Records from a dataset:
-=-=-=-=-

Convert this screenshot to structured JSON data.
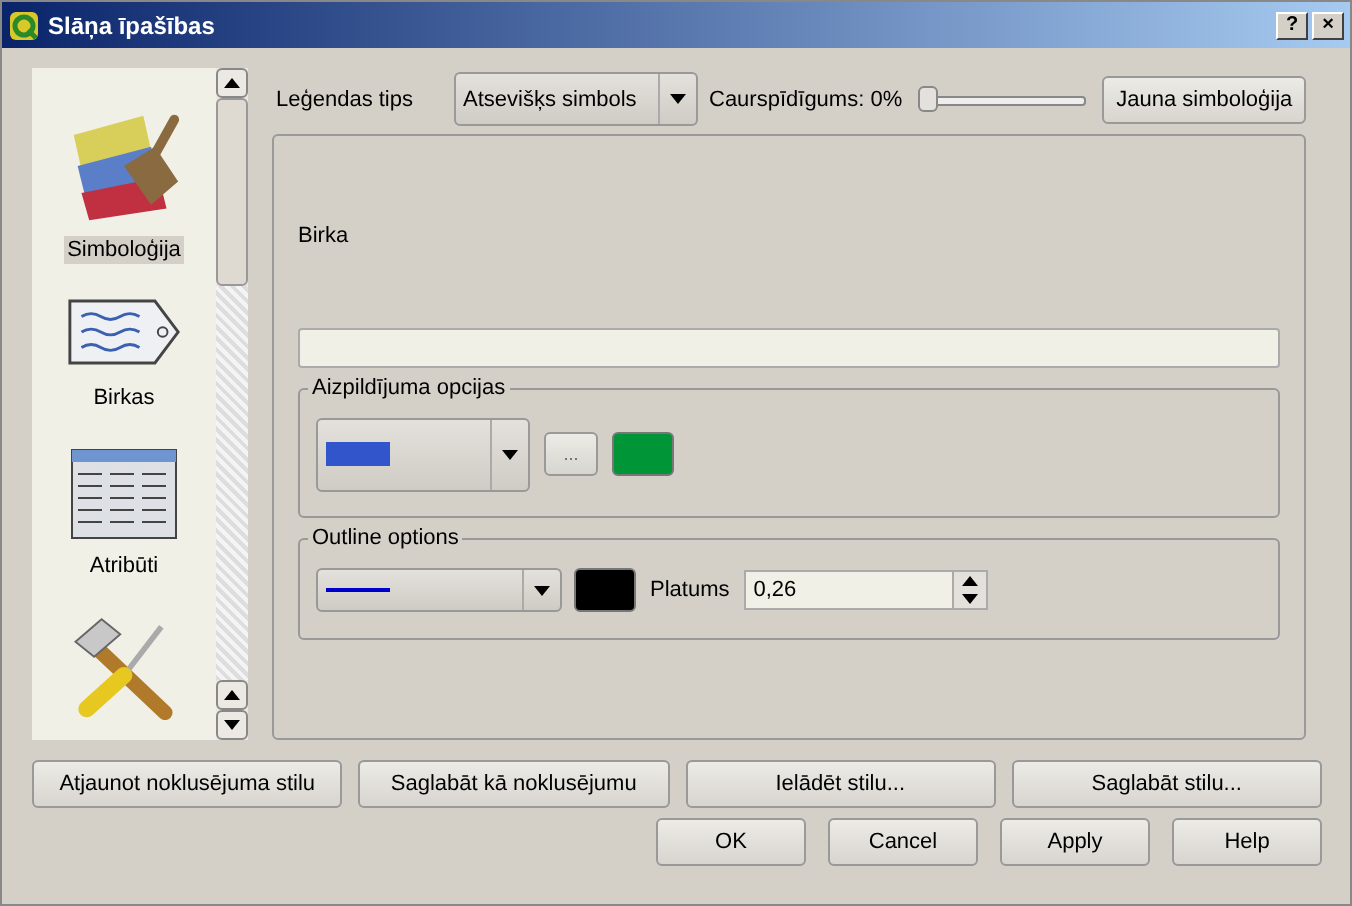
{
  "window": {
    "title": "Slāņa īpašības",
    "buttons": [
      "?",
      "×"
    ]
  },
  "sidebar": {
    "items": [
      {
        "label": "Simboloģija",
        "kind": "brush",
        "selected": true
      },
      {
        "label": "Birkas",
        "kind": "tag",
        "selected": false
      },
      {
        "label": "Atribūti",
        "kind": "table",
        "selected": false
      },
      {
        "kind": "tools",
        "selected": false
      }
    ]
  },
  "legend": {
    "label": "Leģendas tips",
    "value": "Atsevišķs simbols",
    "transparency_label": "Caurspīdīgums: 0%",
    "transparency": {
      "level": 0
    },
    "new_button": "Jauna simboloģija"
  },
  "label_field": {
    "label": "Birka"
  },
  "fill": {
    "title": "Aizpildījuma opcijas",
    "more_button": "...",
    "color": "#009638"
  },
  "outline": {
    "title": "Outline options",
    "color": "#000000",
    "width_label": "Platums",
    "width_value": "0,26"
  },
  "style_buttons": [
    "Atjaunot noklusējuma stilu",
    "Saglabāt kā noklusējumu",
    "Ielādēt stilu...",
    "Saglabāt stilu..."
  ],
  "buttons": [
    "OK",
    "Cancel",
    "Apply",
    "Help"
  ]
}
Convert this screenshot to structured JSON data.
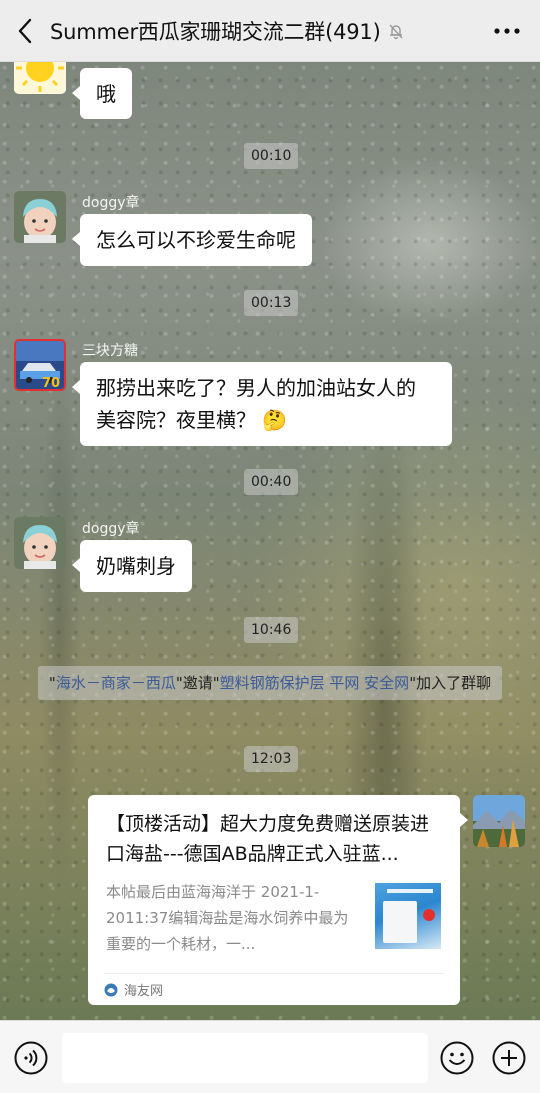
{
  "header": {
    "title": "Summer西瓜家珊瑚交流二群(491)",
    "back_icon": "chevron-left-icon",
    "mute_icon": "bell-off-icon",
    "more_icon": "more-dots-icon"
  },
  "messages": [
    {
      "type": "text",
      "side": "left",
      "sender": "",
      "avatar": "sun-avatar",
      "text": "哦"
    },
    {
      "type": "time",
      "text": "00:10"
    },
    {
      "type": "text",
      "side": "left",
      "sender": "doggy章",
      "avatar": "baby-avatar",
      "text": "怎么可以不珍爱生命呢"
    },
    {
      "type": "time",
      "text": "00:13"
    },
    {
      "type": "text",
      "side": "left",
      "sender": "三块方糖",
      "avatar": "car-avatar",
      "text_line1": "那捞出来吃了？男人的加油站女人的",
      "text_line2": "美容院？夜里横？",
      "emoji": "🤔"
    },
    {
      "type": "time",
      "text": "00:40"
    },
    {
      "type": "text",
      "side": "left",
      "sender": "doggy章",
      "avatar": "baby-avatar",
      "text": "奶嘴刺身"
    },
    {
      "type": "time",
      "text": "10:46"
    },
    {
      "type": "system",
      "quote1": "\"",
      "inviter": "海水－商家－西瓜",
      "mid": "\"邀请\"",
      "invitee": "塑料钢筋保护层 平网 安全网",
      "tail": "\"加入了群聊"
    },
    {
      "type": "time",
      "text": "12:03"
    },
    {
      "type": "link-card",
      "side": "right",
      "avatar": "landscape-avatar",
      "title": "【顶楼活动】超大力度免费赠送原装进口海盐---德国AB品牌正式入驻蓝...",
      "description": "本帖最后由蓝海海洋于 2021-1-2011:37编辑海盐是海水饲养中最为重要的一个耗材，一...",
      "source": "海友网",
      "source_icon": "site-logo-icon"
    }
  ],
  "input_bar": {
    "voice_icon": "voice-icon",
    "emoji_icon": "emoji-icon",
    "plus_icon": "plus-circle-icon",
    "input_value": ""
  },
  "colors": {
    "header_bg": "#ededed",
    "bubble_bg": "#ffffff",
    "system_link": "#3b5a9a",
    "bottom_bg": "#f6f6f6"
  }
}
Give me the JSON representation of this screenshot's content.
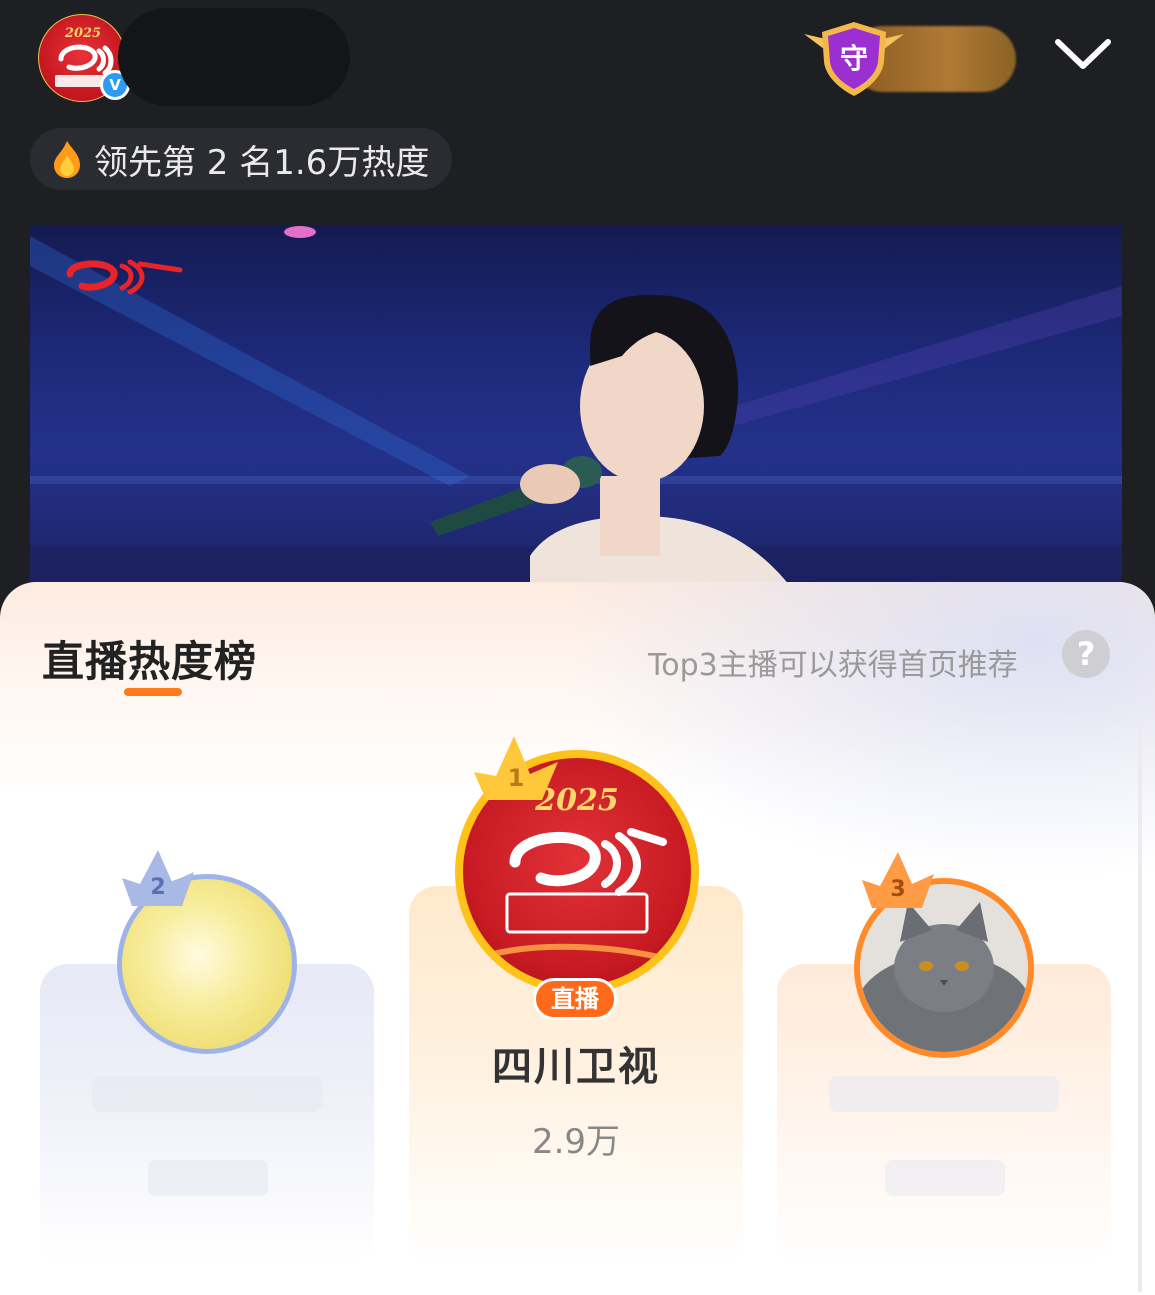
{
  "header": {
    "verified_mark": "V",
    "guard_badge_char": "守",
    "expand_icon": "chevron-down-icon"
  },
  "lead": {
    "icon": "flame-icon",
    "text": "领先第 2 名1.6万热度"
  },
  "ranking": {
    "title": "直播热度榜",
    "tip": "Top3主播可以获得首页推荐",
    "help_label": "?",
    "entries": [
      {
        "rank": "1",
        "name": "四川卫视",
        "score": "2.9万",
        "status": "直播"
      },
      {
        "rank": "2"
      },
      {
        "rank": "3"
      }
    ]
  },
  "colors": {
    "accent": "#ff7a1a",
    "gold": "#ffc21a",
    "silver": "#9fb4e6",
    "bronze": "#ff8a2a"
  }
}
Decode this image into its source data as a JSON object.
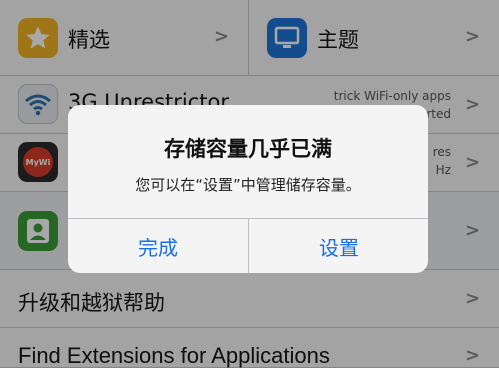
{
  "featured": {
    "label": "精选",
    "icon": "star-icon",
    "color": "#f0b323"
  },
  "themes": {
    "label": "主题",
    "icon": "monitor-icon",
    "color": "#1f76d8"
  },
  "tweak1": {
    "title": "3G Unrestrictor",
    "desc_line1": "trick WiFi-only apps",
    "desc_line2": "rted",
    "icon": "wifi-icon"
  },
  "tweak2": {
    "icon_text": "MyWi",
    "desc_line1": "res",
    "desc_line2": "Hz"
  },
  "contacts": {
    "icon": "contact-icon",
    "color": "#3a9d3a"
  },
  "upgrade": {
    "label": "升级和越狱帮助"
  },
  "find_ext": {
    "label": "Find Extensions for Applications"
  },
  "alert": {
    "title": "存储容量几乎已满",
    "message": "您可以在“设置”中管理储存容量。",
    "done_label": "完成",
    "settings_label": "设置",
    "button_color": "#1a6fe0"
  }
}
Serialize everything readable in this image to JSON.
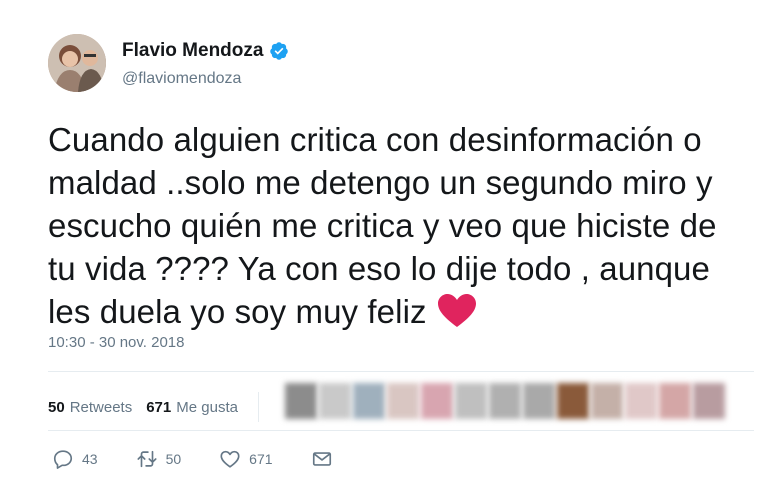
{
  "author": {
    "name": "Flavio Mendoza",
    "handle": "@flaviomendoza",
    "verified": true
  },
  "tweet": {
    "lines": [
      "Cuando alguien critica con desinformación o",
      "maldad ..solo me detengo un segundo miro y",
      "escucho quién me critica y veo que hiciste de",
      "tu vida ???? Ya con eso lo dije todo , aunque",
      "les duela yo soy muy feliz"
    ],
    "emoji": "red-heart",
    "timestamp": "10:30 - 30 nov. 2018"
  },
  "stats": {
    "retweets_count": "50",
    "retweets_label": "Retweets",
    "likes_count": "671",
    "likes_label": "Me gusta"
  },
  "liker_avatar_colors": [
    "#8c8c8c",
    "#c9c9c9",
    "#9fb0bd",
    "#d9c6c2",
    "#d8a5b0",
    "#bfbfbf",
    "#b0b0b0",
    "#a9a9a9",
    "#8a5a3a",
    "#c4b0a8",
    "#e0c8c8",
    "#d4a6a6",
    "#b89ca0"
  ],
  "actions": {
    "reply_count": "43",
    "retweet_count": "50",
    "like_count": "671"
  },
  "colors": {
    "verified_blue": "#1da1f2",
    "muted_text": "#657786",
    "heart_red": "#e0245e"
  }
}
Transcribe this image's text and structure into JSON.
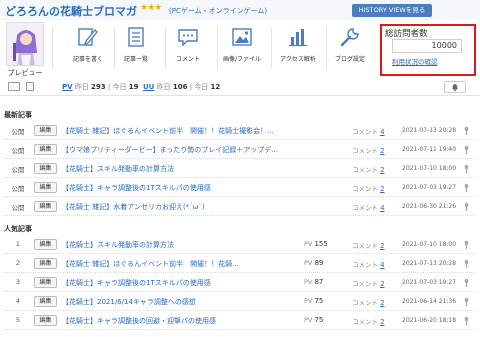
{
  "header": {
    "blog_title": "どろろんの花騎士ブロマガ",
    "stars": "★★★",
    "category": "(PCゲーム・オンラインゲーム)",
    "history_view_button": "HISTORY VIEWを見る"
  },
  "toolbar": {
    "preview_label": "プレビュー",
    "items": [
      {
        "label": "記事を書く",
        "icon": "pen-icon"
      },
      {
        "label": "記事一覧",
        "icon": "article-list-icon"
      },
      {
        "label": "コメント",
        "icon": "comment-icon"
      },
      {
        "label": "画像/ファイル",
        "icon": "image-icon"
      },
      {
        "label": "アクセス解析",
        "icon": "bar-chart-icon"
      },
      {
        "label": "ブログ設定",
        "icon": "wrench-icon"
      }
    ]
  },
  "visits": {
    "title": "総訪問者数",
    "count": "10000",
    "link": "利用状況の確認"
  },
  "stats": {
    "pv_label": "PV",
    "uu_label": "UU",
    "yesterday_label": "昨日",
    "today_label": "今日",
    "pv_yesterday": "293",
    "pv_today": "19",
    "uu_yesterday": "106",
    "uu_today": "12"
  },
  "recent": {
    "heading": "最新記事",
    "edit_label": "編集",
    "comment_label": "コメント",
    "rows": [
      {
        "status": "公開",
        "title": "【花騎士 雑記】ほぐるんイベント前半　開催！！花騎士撮影会！...",
        "comments": "4",
        "date": "2021-07-13 20:28"
      },
      {
        "status": "公開",
        "title": "【ウマ娘プリティーダービー】まったり勢のプレイ記録＋アップデ...",
        "comments": "2",
        "date": "2021-07-11 19:40"
      },
      {
        "status": "公開",
        "title": "【花騎士】スキル発動率の計算方法",
        "comments": "2",
        "date": "2021-07-10 18:00"
      },
      {
        "status": "公開",
        "title": "【花騎士】キャラ調整後の1Tスキルパの使用感",
        "comments": "2",
        "date": "2021-07-03 19:27"
      },
      {
        "status": "公開",
        "title": "【花騎士 雑記】水着アンゼリカお迎え(*´ω`)",
        "comments": "4",
        "date": "2021-06-30 21:26"
      }
    ]
  },
  "popular": {
    "heading": "人気記事",
    "edit_label": "編集",
    "pv_label": "PV",
    "comment_label": "コメント",
    "rows": [
      {
        "rank": "1",
        "title": "【花騎士】スキル発動率の計算方法",
        "pv": "155",
        "comments": "2",
        "date": "2021-07-10 18:00"
      },
      {
        "rank": "2",
        "title": "【花騎士 雑記】ほぐるんイベント前半　開催！！花騎...",
        "pv": "89",
        "comments": "4",
        "date": "2021-07-13 20:28"
      },
      {
        "rank": "3",
        "title": "【花騎士】キャラ調整後の1Tスキルパの使用感",
        "pv": "87",
        "comments": "2",
        "date": "2021-07-03 19:27"
      },
      {
        "rank": "4",
        "title": "【花騎士】2021/6/14キャラ調整への感想",
        "pv": "75",
        "comments": "2",
        "date": "2021-06-14 21:36"
      },
      {
        "rank": "5",
        "title": "【花騎士】キャラ調整後の回避・迎撃パの使用感",
        "pv": "75",
        "comments": "2",
        "date": "2021-06-20 18:18"
      }
    ]
  }
}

-=-=-=-=-

YOUR TASK: Copy out the lines that hold "critica".

THE SOLUTION:
      "Cuando alguien critica con desinformación o",
      "escucho quién me critica y veo que hiciste de",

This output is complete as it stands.